-- BEGIN Records provided --
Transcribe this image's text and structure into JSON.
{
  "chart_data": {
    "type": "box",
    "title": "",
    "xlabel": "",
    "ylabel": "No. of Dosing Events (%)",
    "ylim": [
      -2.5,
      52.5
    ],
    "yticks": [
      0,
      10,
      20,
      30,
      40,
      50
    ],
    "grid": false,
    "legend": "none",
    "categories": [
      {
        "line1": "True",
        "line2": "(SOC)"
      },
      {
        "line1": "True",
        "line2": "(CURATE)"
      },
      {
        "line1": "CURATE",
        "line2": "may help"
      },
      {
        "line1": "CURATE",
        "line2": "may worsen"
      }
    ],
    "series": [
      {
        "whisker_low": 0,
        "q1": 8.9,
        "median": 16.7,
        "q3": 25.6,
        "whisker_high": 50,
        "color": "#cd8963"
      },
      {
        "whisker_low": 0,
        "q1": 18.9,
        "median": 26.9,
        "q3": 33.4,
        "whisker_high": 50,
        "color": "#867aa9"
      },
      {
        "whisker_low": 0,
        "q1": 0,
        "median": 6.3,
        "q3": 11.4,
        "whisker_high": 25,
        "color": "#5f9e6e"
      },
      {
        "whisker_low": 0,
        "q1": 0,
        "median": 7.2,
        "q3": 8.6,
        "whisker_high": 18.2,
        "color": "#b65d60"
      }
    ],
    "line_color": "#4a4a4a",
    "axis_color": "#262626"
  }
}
-- END Records provided --
**Given request**
Exactly as they are written, print the entries again.

**Exercise solution**
Transcribe this image's text and structure into JSON.
{
  "chart_data": {
    "type": "box",
    "title": "",
    "xlabel": "",
    "ylabel": "No. of Dosing Events (%)",
    "ylim": [
      -2.5,
      52.5
    ],
    "yticks": [
      0,
      10,
      20,
      30,
      40,
      50
    ],
    "grid": false,
    "legend": "none",
    "categories": [
      {
        "line1": "True",
        "line2": "(SOC)"
      },
      {
        "line1": "True",
        "line2": "(CURATE)"
      },
      {
        "line1": "CURATE",
        "line2": "may help"
      },
      {
        "line1": "CURATE",
        "line2": "may worsen"
      }
    ],
    "series": [
      {
        "whisker_low": 0,
        "q1": 8.9,
        "median": 16.7,
        "q3": 25.6,
        "whisker_high": 50,
        "color": "#cd8963"
      },
      {
        "whisker_low": 0,
        "q1": 18.9,
        "median": 26.9,
        "q3": 33.4,
        "whisker_high": 50,
        "color": "#867aa9"
      },
      {
        "whisker_low": 0,
        "q1": 0,
        "median": 6.3,
        "q3": 11.4,
        "whisker_high": 25,
        "color": "#5f9e6e"
      },
      {
        "whisker_low": 0,
        "q1": 0,
        "median": 7.2,
        "q3": 8.6,
        "whisker_high": 18.2,
        "color": "#b65d60"
      }
    ],
    "line_color": "#4a4a4a",
    "axis_color": "#262626"
  }
}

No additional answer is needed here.